## The records
** START **

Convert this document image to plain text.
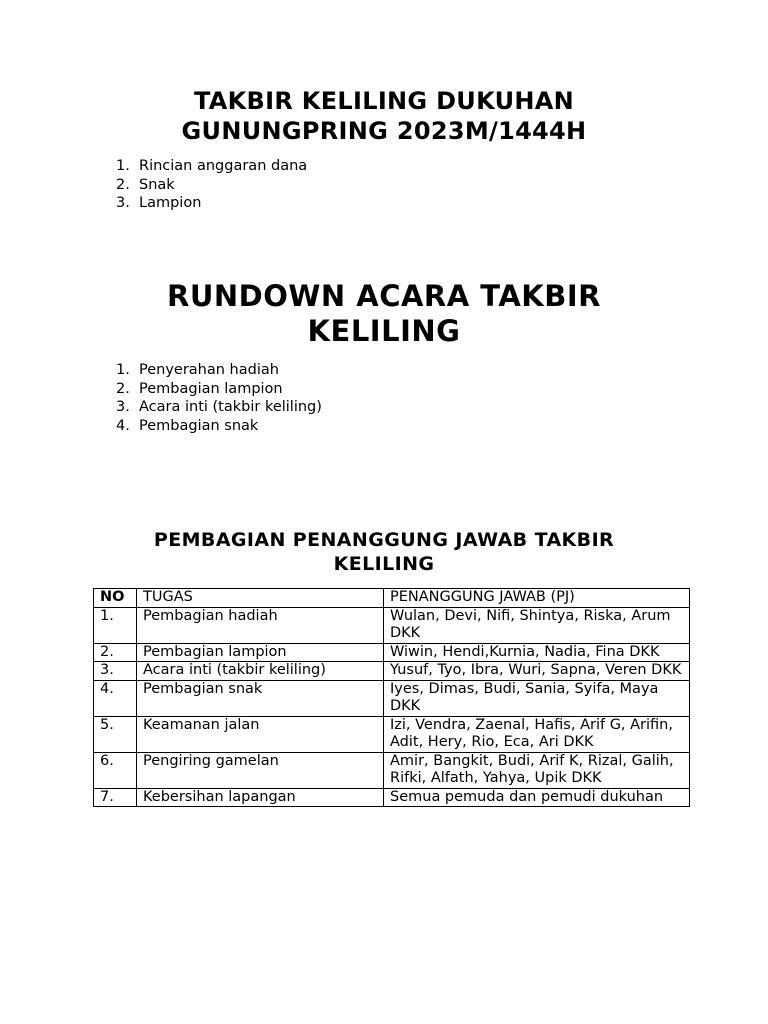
TAKBIR KELILING DUKUHAN
GUNUNGPRING 2023M/1444H
1. Rincian anggaran dana
2. Snak
3. Lampion
RUNDOWN ACARA TAKBIR
KELILING
1. Penyerahan hadiah
2. Pembagian lampion
3. Acara inti (takbir keliling)
4. Pembagian snak
PEMBAGIAN PENANGGUNG JAWAB TAKBIR
KELILING
NO	TUGAS	PENANGGUNG JAWAB (PJ)
1.	Pembagian hadiah	Wulan, Devi, Nifi, Shintya, Riska, Arum DKK
2.	Pembagian lampion	Wiwin, Hendi,Kurnia, Nadia, Fina DKK
3.	Acara inti (takbir keliling)	Yusuf, Tyo, Ibra, Wuri, Sapna, Veren DKK
4.	Pembagian snak	Iyes, Dimas, Budi, Sania, Syifa, Maya DKK
5.	Keamanan jalan	Izi, Vendra, Zaenal, Hafis, Arif G, Arifin, Adit, Hery, Rio, Eca, Ari DKK
6.	Pengiring gamelan	Amir, Bangkit, Budi, Arif K, Rizal, Galih, Rifki, Alfath, Yahya, Upik DKK
7.	Kebersihan lapangan	Semua pemuda dan pemudi dukuhan
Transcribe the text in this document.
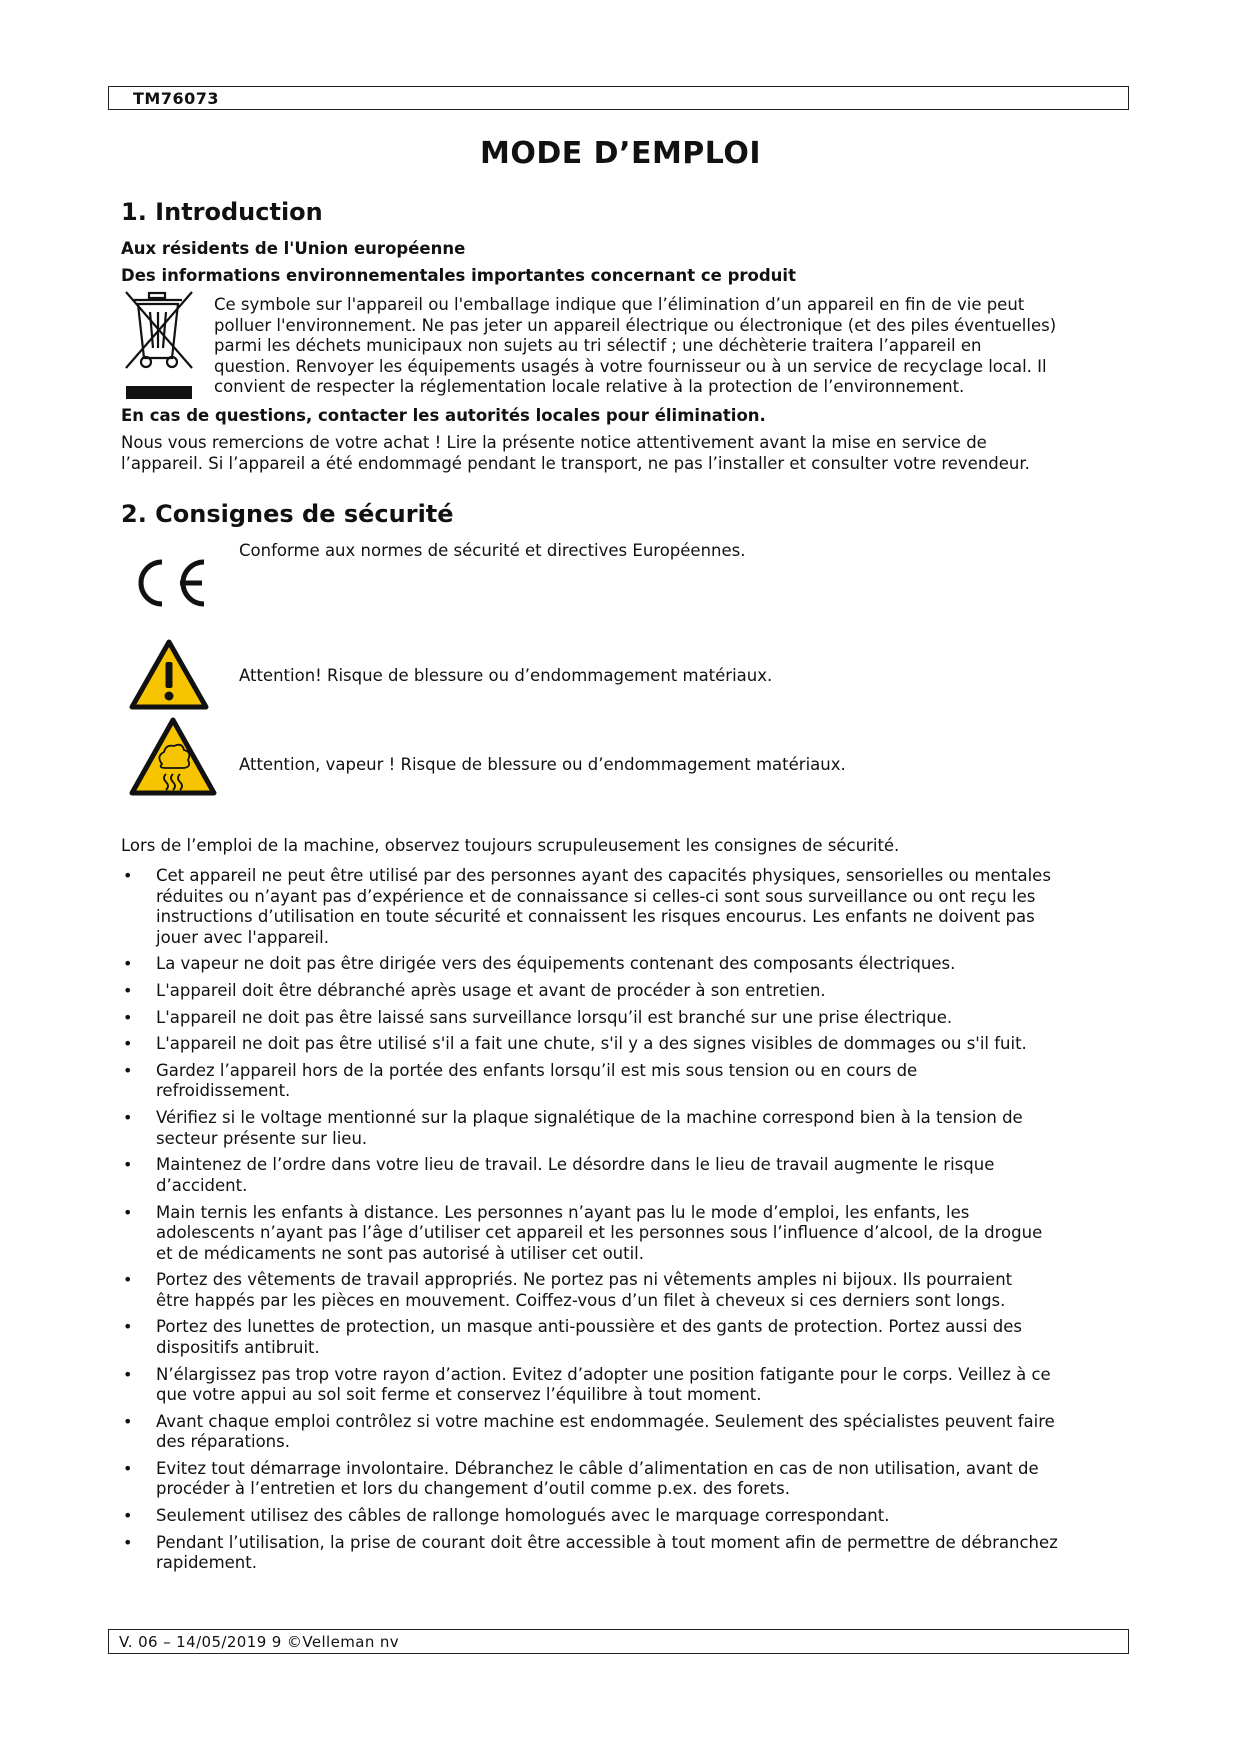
TM76073
MODE D’EMPLOI
1. Introduction
Aux résidents de l'Union européenne
Des informations environnementales importantes concernant ce produit
Ce symbole sur l'appareil ou l'emballage indique que l’élimination d’un appareil en fin de vie peut
polluer l'environnement. Ne pas jeter un appareil électrique ou électronique (et des piles éventuelles)
parmi les déchets municipaux non sujets au tri sélectif ; une déchèterie traitera l’appareil en
question. Renvoyer les équipements usagés à votre fournisseur ou à un service de recyclage local. Il
convient de respecter la réglementation locale relative à la protection de l’environnement.
En cas de questions, contacter les autorités locales pour élimination.
Nous vous remercions de votre achat ! Lire la présente notice attentivement avant la mise en service de
l’appareil. Si l’appareil a été endommagé pendant le transport, ne pas l’installer et consulter votre revendeur.
2. Consignes de sécurité
Conforme aux normes de sécurité et directives Européennes.
Attention! Risque de blessure ou d’endommagement matériaux.
Attention, vapeur ! Risque de blessure ou d’endommagement matériaux.
Lors de l’emploi de la machine, observez toujours scrupuleusement les consignes de sécurité.
• Cet appareil ne peut être utilisé par des personnes ayant des capacités physiques, sensorielles ou mentales
réduites ou n’ayant pas d’expérience et de connaissance si celles-ci sont sous surveillance ou ont reçu les
instructions d’utilisation en toute sécurité et connaissent les risques encourus. Les enfants ne doivent pas
jouer avec l'appareil.
• La vapeur ne doit pas être dirigée vers des équipements contenant des composants électriques.
• L'appareil doit être débranché après usage et avant de procéder à son entretien.
• L'appareil ne doit pas être laissé sans surveillance lorsqu’il est branché sur une prise électrique.
• L'appareil ne doit pas être utilisé s'il a fait une chute, s'il y a des signes visibles de dommages ou s'il fuit.
• Gardez l’appareil hors de la portée des enfants lorsqu’il est mis sous tension ou en cours de
refroidissement.
• Vérifiez si le voltage mentionné sur la plaque signalétique de la machine correspond bien à la tension de
secteur présente sur lieu.
• Maintenez de l’ordre dans votre lieu de travail. Le désordre dans le lieu de travail augmente le risque
d’accident.
• Main ternis les enfants à distance. Les personnes n’ayant pas lu le mode d’emploi, les enfants, les
adolescents n’ayant pas l’âge d’utiliser cet appareil et les personnes sous l’influence d’alcool, de la drogue
et de médicaments ne sont pas autorisé à utiliser cet outil.
• Portez des vêtements de travail appropriés. Ne portez pas ni vêtements amples ni bijoux. Ils pourraient
être happés par les pièces en mouvement. Coiffez-vous d’un filet à cheveux si ces derniers sont longs.
• Portez des lunettes de protection, un masque anti-poussière et des gants de protection. Portez aussi des
dispositifs antibruit.
• N’élargissez pas trop votre rayon d’action. Evitez d’adopter une position fatigante pour le corps. Veillez à ce
que votre appui au sol soit ferme et conservez l’équilibre à tout moment.
• Avant chaque emploi contrôlez si votre machine est endommagée. Seulement des spécialistes peuvent faire
des réparations.
• Evitez tout démarrage involontaire. Débranchez le câble d’alimentation en cas de non utilisation, avant de
procéder à l’entretien et lors du changement d’outil comme p.ex. des forets.
• Seulement utilisez des câbles de rallonge homologués avec le marquage correspondant.
• Pendant l’utilisation, la prise de courant doit être accessible à tout moment afin de permettre de débranchez
rapidement.
V. 06 – 14/05/2019 9 ©Velleman nv
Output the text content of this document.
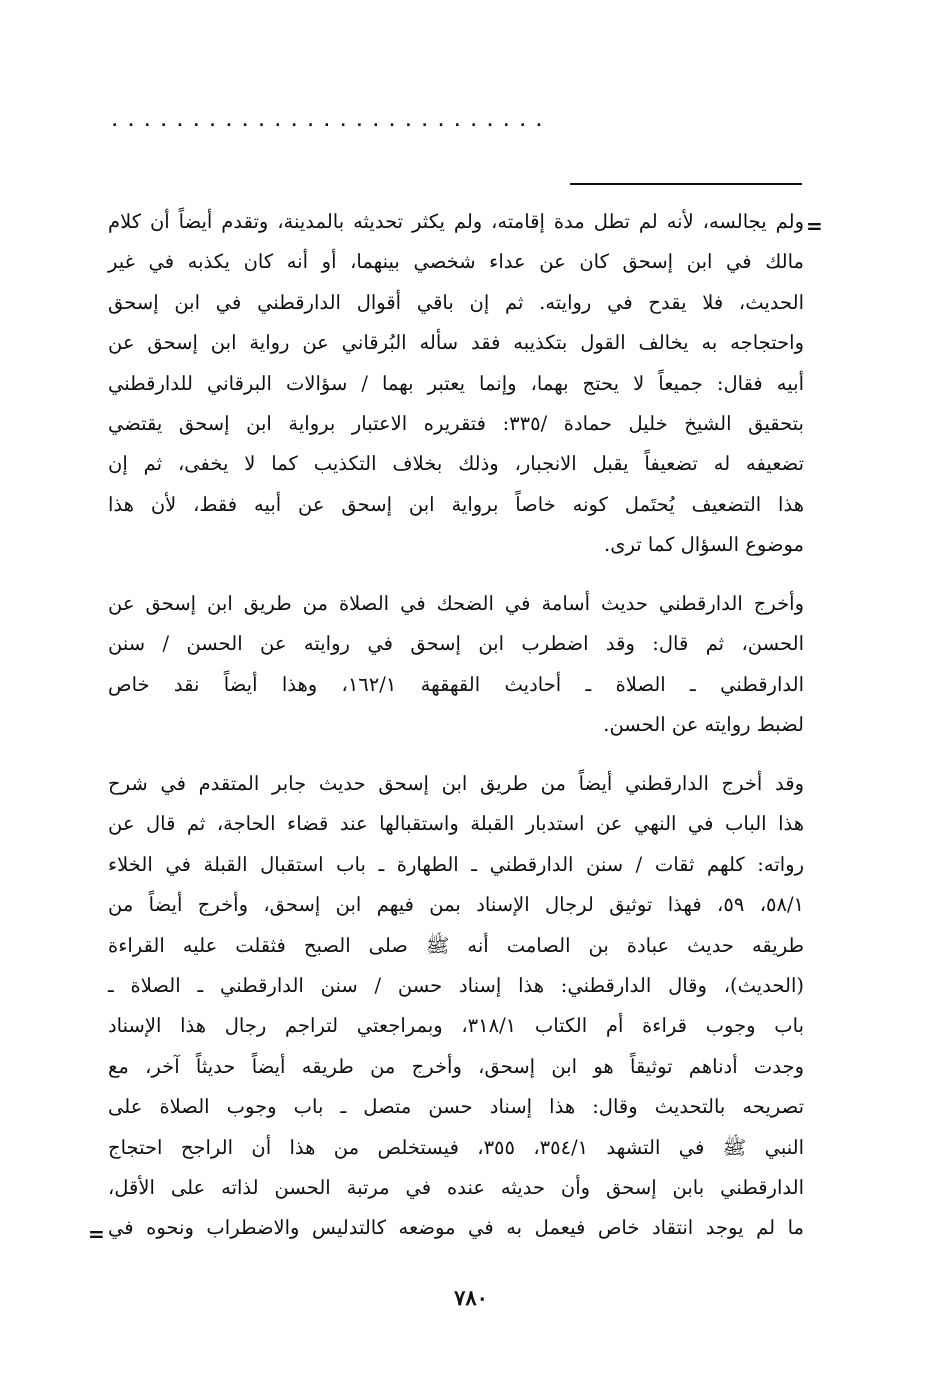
...........................
=
ولم يجالسه، لأنه لم تطل مدة إقامته، ولم يكثر تحديثه بالمدينة، وتقدم أيضاً أن كلام
مالك في ابن إسحق كان عن عداء شخصي بينهما، أو أنه كان يكذبه في غير
الحديث، فلا يقدح في روايته. ثم إن باقي أقوال الدارقطني في ابن إسحق
واحتجاجه به يخالف القول بتكذيبه فقد سأله البُرقاني عن رواية ابن إسحق عن
أبيه فقال: جميعاً لا يحتج بهما، وإنما يعتبر بهما / سؤالات البرقاني للدارقطني
بتحقيق الشيخ خليل حمادة /٣٣٥: فتقريره الاعتبار برواية ابن إسحق يقتضي
تضعيفه له تضعيفاً يقبل الانجبار، وذلك بخلاف التكذيب كما لا يخفى، ثم إن
هذا التضعيف يُحتَمل كونه خاصاً برواية ابن إسحق عن أبيه فقط، لأن هذا
موضوع السؤال كما ترى.
وأخرج الدارقطني حديث أسامة في الضحك في الصلاة من طريق ابن إسحق عن
الحسن، ثم قال: وقد اضطرب ابن إسحق في روايته عن الحسن / سنن
الدارقطني ـ الصلاة ـ أحاديث القهقهة ١٦٢/١، وهذا أيضاً نقد خاص
لضبط روايته عن الحسن.
وقد أخرج الدارقطني أيضاً من طريق ابن إسحق حديث جابر المتقدم في شرح
هذا الباب في النهي عن استدبار القبلة واستقبالها عند قضاء الحاجة، ثم قال عن
رواته: كلهم ثقات / سنن الدارقطني ـ الطهارة ـ باب استقبال القبلة في الخلاء
٥٨/١، ٥٩، فهذا توثيق لرجال الإسناد بمن فيهم ابن إسحق، وأخرج أيضاً من
طريقه حديث عبادة بن الصامت أنه ﷺ صلى الصبح فثقلت عليه القراءة
(الحديث)، وقال الدارقطني: هذا إسناد حسن / سنن الدارقطني ـ الصلاة ـ
باب وجوب قراءة أم الكتاب ٣١٨/١، وبمراجعتي لتراجم رجال هذا الإسناد
وجدت أدناهم توثيقاً هو ابن إسحق، وأخرج من طريقه أيضاً حديثاً آخر، مع
تصريحه بالتحديث وقال: هذا إسناد حسن متصل ـ باب وجوب الصلاة على
النبي ﷺ في التشهد ٣٥٤/١، ٣٥٥، فيستخلص من هذا أن الراجح احتجاج
الدارقطني بابن إسحق وأن حديثه عنده في مرتبة الحسن لذاته على الأقل،
ما لم يوجد انتقاد خاص فيعمل به في موضعه كالتدليس والاضطراب ونحوه في
=
٧٨٠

** END **

## Task goal
Return each line that includes "enfants".

## Response to this task
instructions d’utilisation en toute sécurité et connaissent les risques encourus. Les enfants ne doivent pas
• Gardez l’appareil hors de la portée des enfants lorsqu’il est mis sous tension ou en cours de
• Main ternis les enfants à distance. Les personnes n’ayant pas lu le mode d’emploi, les enfants, les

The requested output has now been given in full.